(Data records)

(begin)

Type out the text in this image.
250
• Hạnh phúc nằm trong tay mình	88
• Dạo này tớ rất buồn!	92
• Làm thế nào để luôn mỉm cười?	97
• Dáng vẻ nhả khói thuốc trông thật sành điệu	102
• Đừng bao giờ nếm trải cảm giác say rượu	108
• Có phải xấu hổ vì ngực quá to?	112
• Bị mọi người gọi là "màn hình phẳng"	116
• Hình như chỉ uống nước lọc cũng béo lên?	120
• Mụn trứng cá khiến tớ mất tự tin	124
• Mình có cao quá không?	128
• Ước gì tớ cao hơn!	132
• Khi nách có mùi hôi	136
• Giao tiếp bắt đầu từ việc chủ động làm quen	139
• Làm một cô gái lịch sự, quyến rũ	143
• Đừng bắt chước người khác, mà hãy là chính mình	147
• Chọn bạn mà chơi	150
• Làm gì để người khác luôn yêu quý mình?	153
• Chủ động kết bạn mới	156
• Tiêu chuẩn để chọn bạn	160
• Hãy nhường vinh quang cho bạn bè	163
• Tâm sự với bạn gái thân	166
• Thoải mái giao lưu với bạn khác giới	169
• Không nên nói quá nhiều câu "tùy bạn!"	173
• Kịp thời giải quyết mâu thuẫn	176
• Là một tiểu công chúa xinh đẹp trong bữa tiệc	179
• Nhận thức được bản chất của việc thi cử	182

(end)

### [Work to do]
Write out the whole listing exactly.

### [Task result]
Type out the text in this image.
250
• Hạnh phúc nằm trong tay mình	88
• Dạo này tớ rất buồn!	92
• Làm thế nào để luôn mỉm cười?	97
• Dáng vẻ nhả khói thuốc trông thật sành điệu	102
• Đừng bao giờ nếm trải cảm giác say rượu	108
• Có phải xấu hổ vì ngực quá to?	112
• Bị mọi người gọi là "màn hình phẳng"	116
• Hình như chỉ uống nước lọc cũng béo lên?	120
• Mụn trứng cá khiến tớ mất tự tin	124
• Mình có cao quá không?	128
• Ước gì tớ cao hơn!	132
• Khi nách có mùi hôi	136
• Giao tiếp bắt đầu từ việc chủ động làm quen	139
• Làm một cô gái lịch sự, quyến rũ	143
• Đừng bắt chước người khác, mà hãy là chính mình	147
• Chọn bạn mà chơi	150
• Làm gì để người khác luôn yêu quý mình?	153
• Chủ động kết bạn mới	156
• Tiêu chuẩn để chọn bạn	160
• Hãy nhường vinh quang cho bạn bè	163
• Tâm sự với bạn gái thân	166
• Thoải mái giao lưu với bạn khác giới	169
• Không nên nói quá nhiều câu "tùy bạn!"	173
• Kịp thời giải quyết mâu thuẫn	176
• Là một tiểu công chúa xinh đẹp trong bữa tiệc	179
• Nhận thức được bản chất của việc thi cử	182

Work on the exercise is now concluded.